Aim of the task ▸ Your task is to copy every line of the records below that contains "TetherUS".

Material shown ▸
= = = = = = =

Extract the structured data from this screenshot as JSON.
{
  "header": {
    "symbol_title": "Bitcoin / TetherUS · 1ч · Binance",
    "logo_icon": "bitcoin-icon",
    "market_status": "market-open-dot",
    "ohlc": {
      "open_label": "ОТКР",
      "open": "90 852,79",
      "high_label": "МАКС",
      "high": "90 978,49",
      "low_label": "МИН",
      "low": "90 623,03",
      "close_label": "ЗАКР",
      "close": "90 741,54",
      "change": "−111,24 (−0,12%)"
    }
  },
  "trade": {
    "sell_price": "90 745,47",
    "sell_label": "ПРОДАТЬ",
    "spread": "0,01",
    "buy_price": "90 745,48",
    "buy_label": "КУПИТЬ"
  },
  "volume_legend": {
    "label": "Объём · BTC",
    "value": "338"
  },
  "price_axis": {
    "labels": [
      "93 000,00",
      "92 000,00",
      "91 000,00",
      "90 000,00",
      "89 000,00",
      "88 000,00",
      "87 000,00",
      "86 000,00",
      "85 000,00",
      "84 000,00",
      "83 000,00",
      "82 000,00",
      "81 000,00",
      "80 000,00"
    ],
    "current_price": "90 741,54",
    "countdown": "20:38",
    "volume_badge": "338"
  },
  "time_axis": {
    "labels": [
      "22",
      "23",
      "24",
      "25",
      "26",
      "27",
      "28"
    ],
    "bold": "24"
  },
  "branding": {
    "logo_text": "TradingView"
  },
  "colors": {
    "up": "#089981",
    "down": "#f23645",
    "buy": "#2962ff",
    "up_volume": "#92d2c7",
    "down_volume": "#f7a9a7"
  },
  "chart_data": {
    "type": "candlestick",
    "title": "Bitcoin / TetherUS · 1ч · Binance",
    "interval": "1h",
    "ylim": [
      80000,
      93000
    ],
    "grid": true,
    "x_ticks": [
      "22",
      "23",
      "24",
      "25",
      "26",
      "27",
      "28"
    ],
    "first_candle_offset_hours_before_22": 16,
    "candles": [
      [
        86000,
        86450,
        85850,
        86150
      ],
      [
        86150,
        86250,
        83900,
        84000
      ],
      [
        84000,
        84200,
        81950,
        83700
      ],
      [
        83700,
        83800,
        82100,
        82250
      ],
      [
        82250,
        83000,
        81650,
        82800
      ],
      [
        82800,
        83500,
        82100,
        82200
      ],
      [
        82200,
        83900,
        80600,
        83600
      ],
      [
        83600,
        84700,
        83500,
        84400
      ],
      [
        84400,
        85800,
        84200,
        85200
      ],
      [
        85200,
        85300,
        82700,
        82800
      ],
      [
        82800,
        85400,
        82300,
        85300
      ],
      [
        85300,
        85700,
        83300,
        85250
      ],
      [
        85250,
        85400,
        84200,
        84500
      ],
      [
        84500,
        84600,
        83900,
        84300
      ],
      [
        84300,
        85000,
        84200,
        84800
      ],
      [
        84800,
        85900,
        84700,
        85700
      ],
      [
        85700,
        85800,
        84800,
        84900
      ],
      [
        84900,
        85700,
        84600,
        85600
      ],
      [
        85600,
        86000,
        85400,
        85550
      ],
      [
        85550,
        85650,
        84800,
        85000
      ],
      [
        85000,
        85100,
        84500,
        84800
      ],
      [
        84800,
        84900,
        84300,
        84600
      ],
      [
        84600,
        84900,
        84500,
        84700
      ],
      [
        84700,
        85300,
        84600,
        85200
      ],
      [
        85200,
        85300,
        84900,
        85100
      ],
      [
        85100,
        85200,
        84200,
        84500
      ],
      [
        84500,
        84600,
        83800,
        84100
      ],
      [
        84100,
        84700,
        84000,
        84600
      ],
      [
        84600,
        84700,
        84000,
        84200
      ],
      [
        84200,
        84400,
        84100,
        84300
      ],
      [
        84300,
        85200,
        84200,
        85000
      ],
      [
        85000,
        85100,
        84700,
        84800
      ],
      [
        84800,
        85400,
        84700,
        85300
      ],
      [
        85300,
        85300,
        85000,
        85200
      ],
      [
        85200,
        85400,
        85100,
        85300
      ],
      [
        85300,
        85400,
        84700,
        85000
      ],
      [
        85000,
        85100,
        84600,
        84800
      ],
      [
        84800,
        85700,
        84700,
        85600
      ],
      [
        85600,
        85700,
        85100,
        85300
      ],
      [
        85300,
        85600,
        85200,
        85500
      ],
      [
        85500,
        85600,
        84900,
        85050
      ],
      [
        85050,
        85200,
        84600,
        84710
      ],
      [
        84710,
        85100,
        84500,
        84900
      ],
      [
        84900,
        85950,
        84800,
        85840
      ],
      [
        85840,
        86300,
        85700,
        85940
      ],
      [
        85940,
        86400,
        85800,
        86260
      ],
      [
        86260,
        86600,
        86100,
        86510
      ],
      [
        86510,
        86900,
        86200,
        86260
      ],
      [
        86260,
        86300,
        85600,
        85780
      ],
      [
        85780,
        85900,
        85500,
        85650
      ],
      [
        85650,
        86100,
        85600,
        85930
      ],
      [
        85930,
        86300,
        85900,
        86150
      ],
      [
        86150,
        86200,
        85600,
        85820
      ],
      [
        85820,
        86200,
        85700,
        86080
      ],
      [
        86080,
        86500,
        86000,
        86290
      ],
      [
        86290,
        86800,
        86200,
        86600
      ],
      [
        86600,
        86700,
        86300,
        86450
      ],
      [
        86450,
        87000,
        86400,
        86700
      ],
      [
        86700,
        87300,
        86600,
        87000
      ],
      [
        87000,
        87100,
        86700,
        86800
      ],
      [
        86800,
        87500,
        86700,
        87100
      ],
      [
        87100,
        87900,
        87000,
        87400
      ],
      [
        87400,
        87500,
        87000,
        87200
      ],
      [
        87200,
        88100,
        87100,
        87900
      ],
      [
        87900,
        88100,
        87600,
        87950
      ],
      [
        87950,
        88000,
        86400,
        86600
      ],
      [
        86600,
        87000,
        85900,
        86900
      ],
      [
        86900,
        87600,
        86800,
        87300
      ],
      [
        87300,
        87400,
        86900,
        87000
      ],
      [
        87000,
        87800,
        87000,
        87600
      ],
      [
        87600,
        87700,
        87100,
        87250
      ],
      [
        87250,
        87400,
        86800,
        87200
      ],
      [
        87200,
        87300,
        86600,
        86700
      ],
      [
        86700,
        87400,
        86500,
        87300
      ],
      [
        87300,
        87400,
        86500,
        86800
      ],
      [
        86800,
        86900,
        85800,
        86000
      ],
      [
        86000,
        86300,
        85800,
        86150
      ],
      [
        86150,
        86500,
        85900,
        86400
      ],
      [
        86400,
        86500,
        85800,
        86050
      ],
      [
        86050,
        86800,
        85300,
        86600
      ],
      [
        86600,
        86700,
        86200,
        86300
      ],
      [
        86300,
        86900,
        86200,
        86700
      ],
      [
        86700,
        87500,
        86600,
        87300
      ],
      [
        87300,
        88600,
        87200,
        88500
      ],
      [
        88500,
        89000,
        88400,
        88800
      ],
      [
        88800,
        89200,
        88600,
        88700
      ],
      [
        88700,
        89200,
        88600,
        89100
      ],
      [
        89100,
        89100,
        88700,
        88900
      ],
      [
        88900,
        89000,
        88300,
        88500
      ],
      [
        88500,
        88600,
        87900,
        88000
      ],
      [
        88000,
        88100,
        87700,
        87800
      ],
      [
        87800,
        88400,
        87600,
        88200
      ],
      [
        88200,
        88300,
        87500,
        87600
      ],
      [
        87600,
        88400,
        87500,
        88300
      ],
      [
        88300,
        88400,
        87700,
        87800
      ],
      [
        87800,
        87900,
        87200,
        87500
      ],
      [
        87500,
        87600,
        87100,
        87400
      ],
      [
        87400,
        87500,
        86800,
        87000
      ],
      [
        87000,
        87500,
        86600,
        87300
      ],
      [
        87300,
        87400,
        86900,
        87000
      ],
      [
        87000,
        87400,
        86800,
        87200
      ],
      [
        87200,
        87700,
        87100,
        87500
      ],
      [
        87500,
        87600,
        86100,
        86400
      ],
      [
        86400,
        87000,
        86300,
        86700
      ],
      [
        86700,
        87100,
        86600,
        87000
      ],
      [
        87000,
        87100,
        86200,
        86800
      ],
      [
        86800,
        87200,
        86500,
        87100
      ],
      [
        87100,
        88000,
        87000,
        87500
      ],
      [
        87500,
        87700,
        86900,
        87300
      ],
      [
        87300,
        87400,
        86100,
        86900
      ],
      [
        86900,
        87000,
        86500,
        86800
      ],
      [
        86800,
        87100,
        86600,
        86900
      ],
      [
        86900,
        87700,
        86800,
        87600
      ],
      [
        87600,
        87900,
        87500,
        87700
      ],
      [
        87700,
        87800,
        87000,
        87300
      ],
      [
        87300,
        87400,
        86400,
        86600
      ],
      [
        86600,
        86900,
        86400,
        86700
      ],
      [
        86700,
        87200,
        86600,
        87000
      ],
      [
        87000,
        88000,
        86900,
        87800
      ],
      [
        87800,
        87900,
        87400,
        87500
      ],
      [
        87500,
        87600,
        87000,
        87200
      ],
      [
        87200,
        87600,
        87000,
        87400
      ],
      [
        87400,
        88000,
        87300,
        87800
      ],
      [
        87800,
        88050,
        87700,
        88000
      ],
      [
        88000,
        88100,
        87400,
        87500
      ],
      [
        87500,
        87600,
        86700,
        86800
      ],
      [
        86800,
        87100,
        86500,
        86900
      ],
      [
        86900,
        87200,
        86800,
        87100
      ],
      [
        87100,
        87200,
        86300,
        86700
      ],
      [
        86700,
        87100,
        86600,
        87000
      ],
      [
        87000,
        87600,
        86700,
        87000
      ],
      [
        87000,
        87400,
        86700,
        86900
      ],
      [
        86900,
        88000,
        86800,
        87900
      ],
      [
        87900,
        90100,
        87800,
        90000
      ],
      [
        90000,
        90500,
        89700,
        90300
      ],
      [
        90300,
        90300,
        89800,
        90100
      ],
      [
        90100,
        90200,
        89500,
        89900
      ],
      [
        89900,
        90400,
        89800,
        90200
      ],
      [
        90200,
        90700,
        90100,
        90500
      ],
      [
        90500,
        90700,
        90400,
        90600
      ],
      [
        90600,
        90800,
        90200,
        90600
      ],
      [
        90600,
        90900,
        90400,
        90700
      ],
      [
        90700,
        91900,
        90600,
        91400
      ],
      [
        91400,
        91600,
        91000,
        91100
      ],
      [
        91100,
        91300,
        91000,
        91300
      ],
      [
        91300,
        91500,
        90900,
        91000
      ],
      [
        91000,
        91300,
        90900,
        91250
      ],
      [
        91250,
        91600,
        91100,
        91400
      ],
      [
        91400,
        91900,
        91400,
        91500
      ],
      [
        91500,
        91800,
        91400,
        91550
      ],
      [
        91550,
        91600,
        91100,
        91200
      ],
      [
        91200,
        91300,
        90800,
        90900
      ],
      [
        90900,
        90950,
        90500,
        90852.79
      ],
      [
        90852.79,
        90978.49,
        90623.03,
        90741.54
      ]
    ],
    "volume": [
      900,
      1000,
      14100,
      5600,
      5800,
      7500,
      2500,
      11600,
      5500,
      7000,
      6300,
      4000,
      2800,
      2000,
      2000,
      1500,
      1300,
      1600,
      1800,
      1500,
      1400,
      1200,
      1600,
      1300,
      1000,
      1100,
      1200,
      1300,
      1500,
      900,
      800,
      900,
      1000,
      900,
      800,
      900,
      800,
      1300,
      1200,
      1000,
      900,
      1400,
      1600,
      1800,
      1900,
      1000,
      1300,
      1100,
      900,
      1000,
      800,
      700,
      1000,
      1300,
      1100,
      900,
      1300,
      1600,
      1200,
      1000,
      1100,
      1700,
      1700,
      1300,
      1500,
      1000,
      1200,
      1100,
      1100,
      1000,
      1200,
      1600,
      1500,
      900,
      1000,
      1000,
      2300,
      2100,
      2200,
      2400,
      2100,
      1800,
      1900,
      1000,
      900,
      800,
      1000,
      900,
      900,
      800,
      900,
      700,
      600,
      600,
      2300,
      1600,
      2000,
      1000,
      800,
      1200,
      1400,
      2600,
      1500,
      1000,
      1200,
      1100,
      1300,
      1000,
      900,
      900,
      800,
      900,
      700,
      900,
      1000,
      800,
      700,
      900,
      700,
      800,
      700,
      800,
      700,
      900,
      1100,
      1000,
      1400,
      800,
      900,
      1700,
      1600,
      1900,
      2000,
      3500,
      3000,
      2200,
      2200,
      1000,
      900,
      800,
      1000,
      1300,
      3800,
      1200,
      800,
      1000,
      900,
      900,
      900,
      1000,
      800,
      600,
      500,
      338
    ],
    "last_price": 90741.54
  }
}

= = = = = = =

Output of the task ▸
    "symbol_title": "Bitcoin / TetherUS · 1ч · Binance",
    "title": "Bitcoin / TetherUS · 1ч · Binance",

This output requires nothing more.